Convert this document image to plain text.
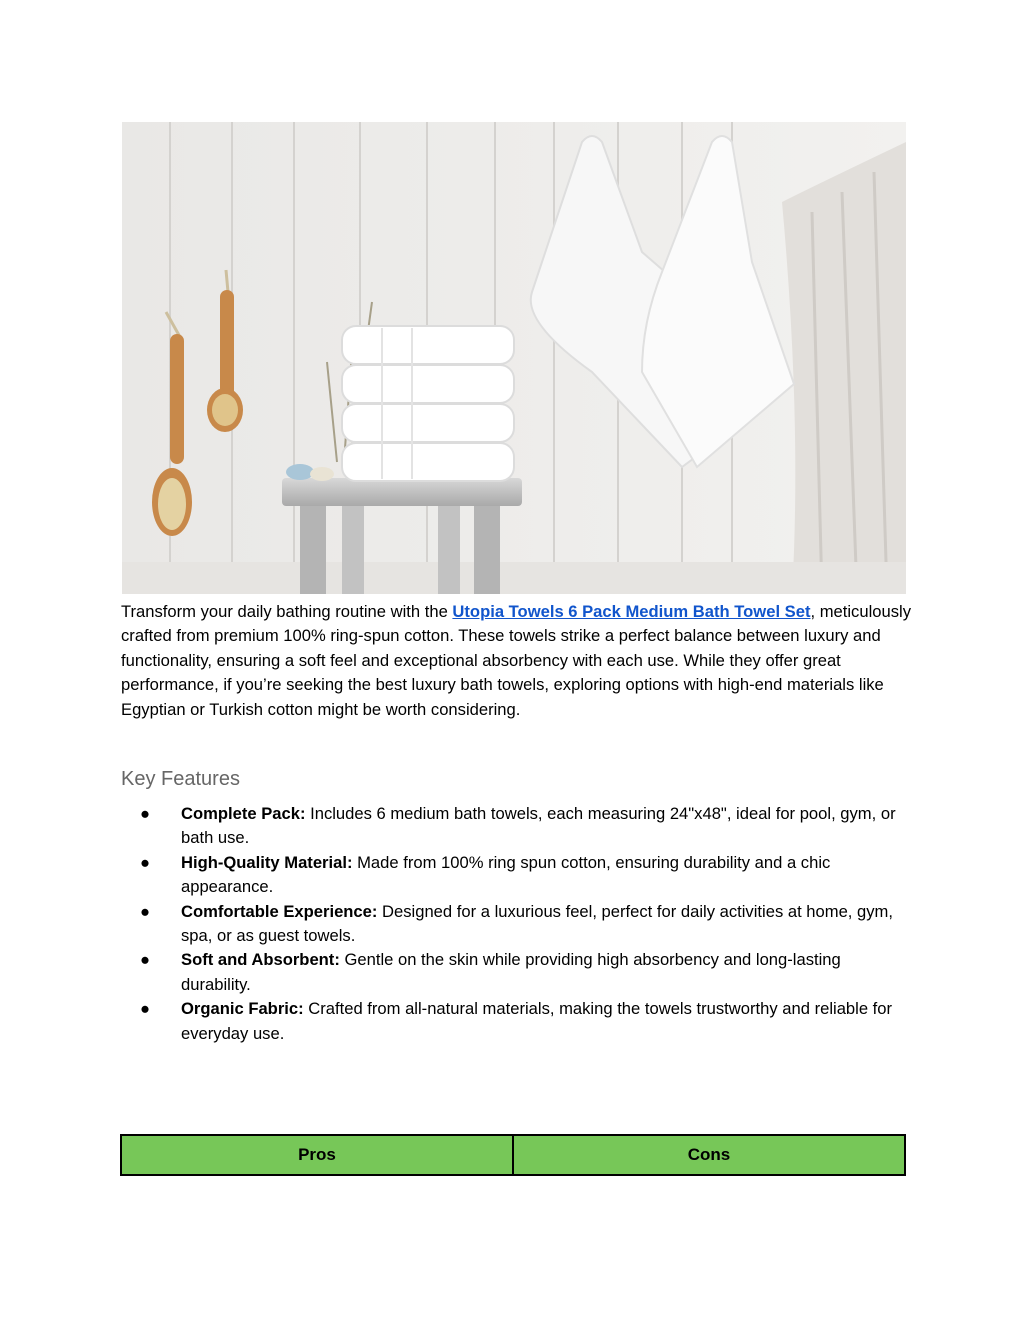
Transform your daily bathing routine with the Utopia Towels 6 Pack Medium Bath Towel Set, meticulously crafted from premium 100% ring-spun cotton. These towels strike a perfect balance between luxury and functionality, ensuring a soft feel and exceptional absorbency with each use. While they offer great performance, if you’re seeking the best luxury bath towels, exploring options with high-end materials like Egyptian or Turkish cotton might be worth considering.

Key Features
● Complete Pack: Includes 6 medium bath towels, each measuring 24"x48", ideal for pool, gym, or bath use.
● High-Quality Material: Made from 100% ring spun cotton, ensuring durability and a chic appearance.
● Comfortable Experience: Designed for a luxurious feel, perfect for daily activities at home, gym, spa, or as guest towels.
● Soft and Absorbent: Gentle on the skin while providing high absorbency and long-lasting durability.
● Organic Fabric: Crafted from all-natural materials, making the towels trustworthy and reliable for everyday use.
Pros	Cons
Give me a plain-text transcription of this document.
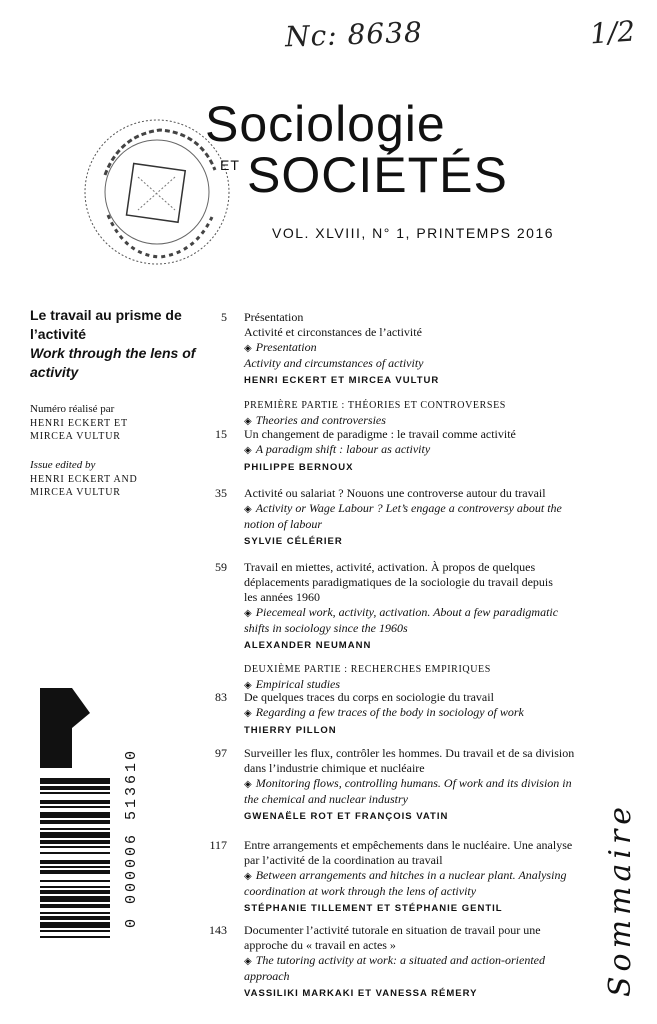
Nc: 8638	1/2
Sociologie
ET SOCIÉTÉS
VOL. XLVIII, N° 1, PRINTEMPS 2016
Le travail au prisme de l’activité
Work through the lens of activity
Numéro réalisé par
HENRI ECKERT ET
MIRCEA VULTUR
Issue edited by
HENRI ECKERT AND
MIRCEA VULTUR
5 Présentation
Activité et circonstances de l’activité
◈ Presentation
Activity and circumstances of activity
HENRI ECKERT ET MIRCEA VULTUR
PREMIÈRE PARTIE : THÉORIES ET CONTROVERSES
◈ Theories and controversies
15 Un changement de paradigme : le travail comme activité
◈ A paradigm shift : labour as activity
PHILIPPE BERNOUX
35 Activité ou salariat ? Nouons une controverse autour du travail
◈ Activity or Wage Labour ? Let’s engage a controversy about the
notion of labour
SYLVIE CÉLÉRIER
59 Travail en miettes, activité, activation. À propos de quelques
déplacements paradigmatiques de la sociologie du travail depuis
les années 1960
◈ Piecemeal work, activity, activation. About a few paradigmatic
shifts in sociology since the 1960s
ALEXANDER NEUMANN
DEUXIÈME PARTIE : RECHERCHES EMPIRIQUES
◈ Empirical studies
83 De quelques traces du corps en sociologie du travail
◈ Regarding a few traces of the body in sociology of work
THIERRY PILLON
97 Surveiller les flux, contrôler les hommes. Du travail et de sa division
dans l’industrie chimique et nucléaire
◈ Monitoring flows, controlling humans. Of work and its division in
the chemical and nuclear industry
GWENAËLE ROT ET FRANÇOIS VATIN
117 Entre arrangements et empêchements dans le nucléaire. Une analyse
par l’activité de la coordination au travail
◈ Between arrangements and hitches in a nuclear plant. Analysing
coordination at work through the lens of activity
STÉPHANIE TILLEMENT ET STÉPHANIE GENTIL
143 Documenter l’activité tutorale en situation de travail pour une
approche du « travail en actes »
◈ The tutoring activity at work: a situated and action-oriented approach
VASSILIKI MARKAKI ET VANESSA RÉMERY
0 000006 513610	Sommaire
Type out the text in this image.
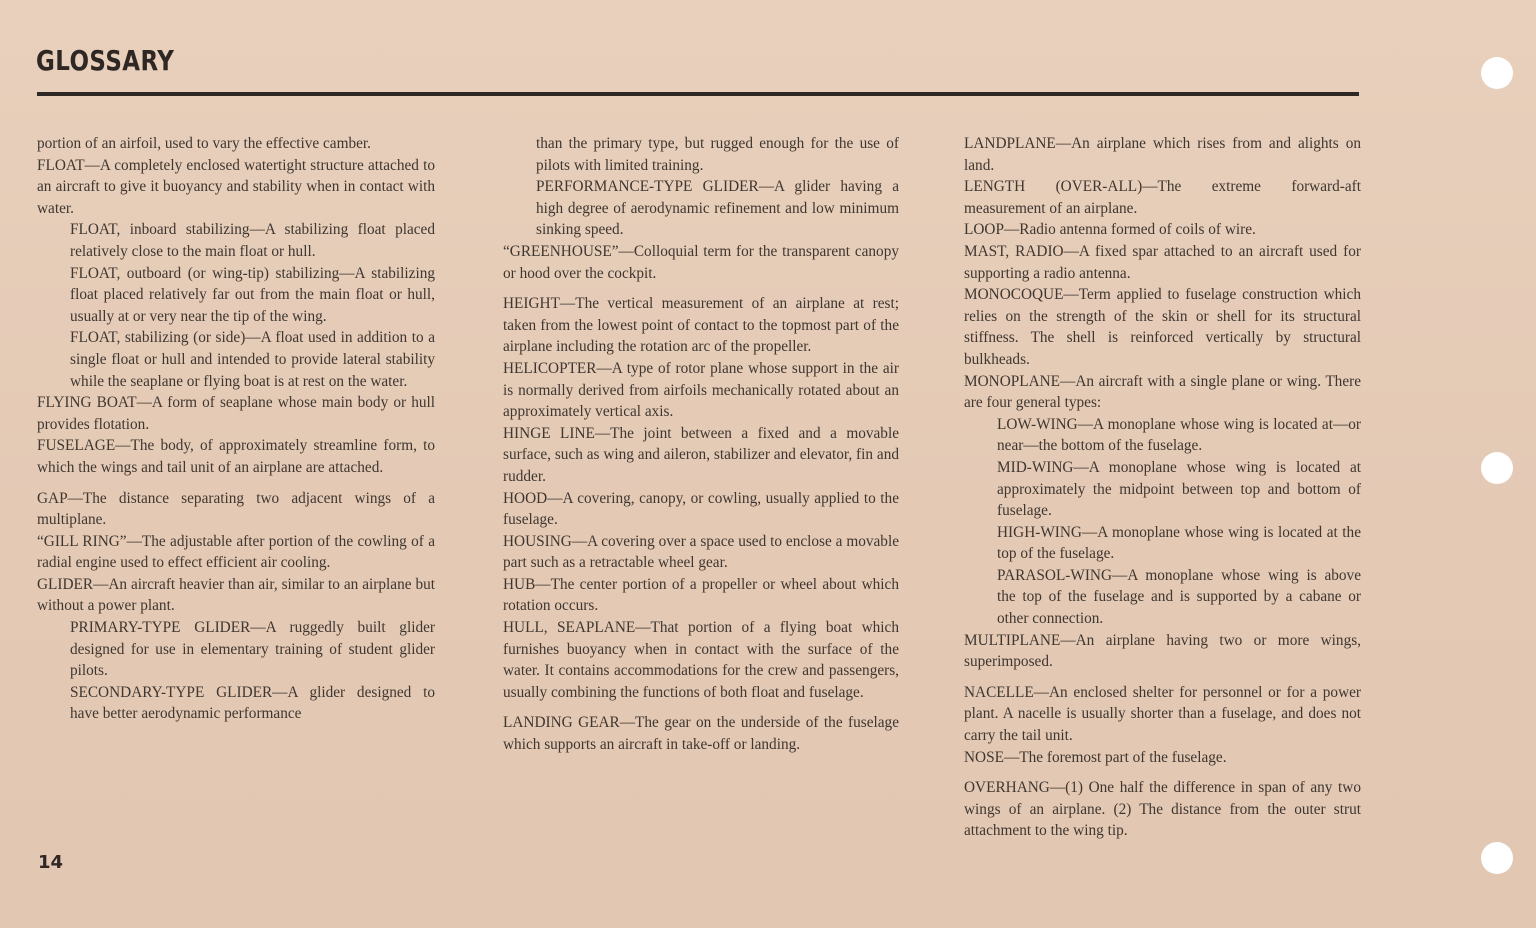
GLOSSARY

portion of an airfoil, used to vary the effective camber.

FLOAT—A completely enclosed watertight structure attached to an aircraft to give it buoyancy and stability when in contact with water.

FLOAT, inboard stabilizing—A stabilizing float placed relatively close to the main float or hull.

FLOAT, outboard (or wing-tip) stabilizing—A stabilizing float placed relatively far out from the main float or hull, usually at or very near the tip of the wing.

FLOAT, stabilizing (or side)—A float used in addition to a single float or hull and intended to provide lateral stability while the seaplane or flying boat is at rest on the water.

FLYING BOAT—A form of seaplane whose main body or hull provides flotation.

FUSELAGE—The body, of approximately streamline form, to which the wings and tail unit of an airplane are attached.

GAP—The distance separating two adjacent wings of a multiplane.

“GILL RING”—The adjustable after portion of the cowling of a radial engine used to effect efficient air cooling.

GLIDER—An aircraft heavier than air, similar to an airplane but without a power plant.

PRIMARY-TYPE GLIDER—A ruggedly built glider designed for use in elementary training of student glider pilots.

SECONDARY-TYPE GLIDER—A glider designed to have better aerodynamic performance

than the primary type, but rugged enough for the use of pilots with limited training.

PERFORMANCE-TYPE GLIDER—A glider having a high degree of aerodynamic refinement and low minimum sinking speed.

“GREENHOUSE”—Colloquial term for the transparent canopy or hood over the cockpit.

HEIGHT—The vertical measurement of an airplane at rest; taken from the lowest point of contact to the topmost part of the airplane including the rotation arc of the propeller.

HELICOPTER—A type of rotor plane whose support in the air is normally derived from airfoils mechanically rotated about an approximately vertical axis.

HINGE LINE—The joint between a fixed and a movable surface, such as wing and aileron, stabilizer and elevator, fin and rudder.

HOOD—A covering, canopy, or cowling, usually applied to the fuselage.

HOUSING—A covering over a space used to enclose a movable part such as a retractable wheel gear.

HUB—The center portion of a propeller or wheel about which rotation occurs.

HULL, SEAPLANE—That portion of a flying boat which furnishes buoyancy when in contact with the surface of the water. It contains accommodations for the crew and passengers, usually combining the functions of both float and fuselage.

LANDING GEAR—The gear on the underside of the fuselage which supports an aircraft in take-off or landing.

LANDPLANE—An airplane which rises from and alights on land.

LENGTH (OVER-ALL)—The extreme forward-aft measurement of an airplane.

LOOP—Radio antenna formed of coils of wire.

MAST, RADIO—A fixed spar attached to an aircraft used for supporting a radio antenna.

MONOCOQUE—Term applied to fuselage construction which relies on the strength of the skin or shell for its structural stiffness. The shell is reinforced vertically by structural bulkheads.

MONOPLANE—An aircraft with a single plane or wing. There are four general types:

LOW-WING—A monoplane whose wing is located at—or near—the bottom of the fuselage.

MID-WING—A monoplane whose wing is located at approximately the midpoint between top and bottom of fuselage.

HIGH-WING—A monoplane whose wing is located at the top of the fuselage.

PARASOL-WING—A monoplane whose wing is above the top of the fuselage and is supported by a cabane or other connection.

MULTIPLANE—An airplane having two or more wings, superimposed.

NACELLE—An enclosed shelter for personnel or for a power plant. A nacelle is usually shorter than a fuselage, and does not carry the tail unit.

NOSE—The foremost part of the fuselage.

OVERHANG—(1) One half the difference in span of any two wings of an airplane. (2) The distance from the outer strut attachment to the wing tip.

14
-=-=-
# WORK INSTRUCTIONS
Report how many lines of the data contain the word "surface", using the number alone.

# RESPONSE BELOW
2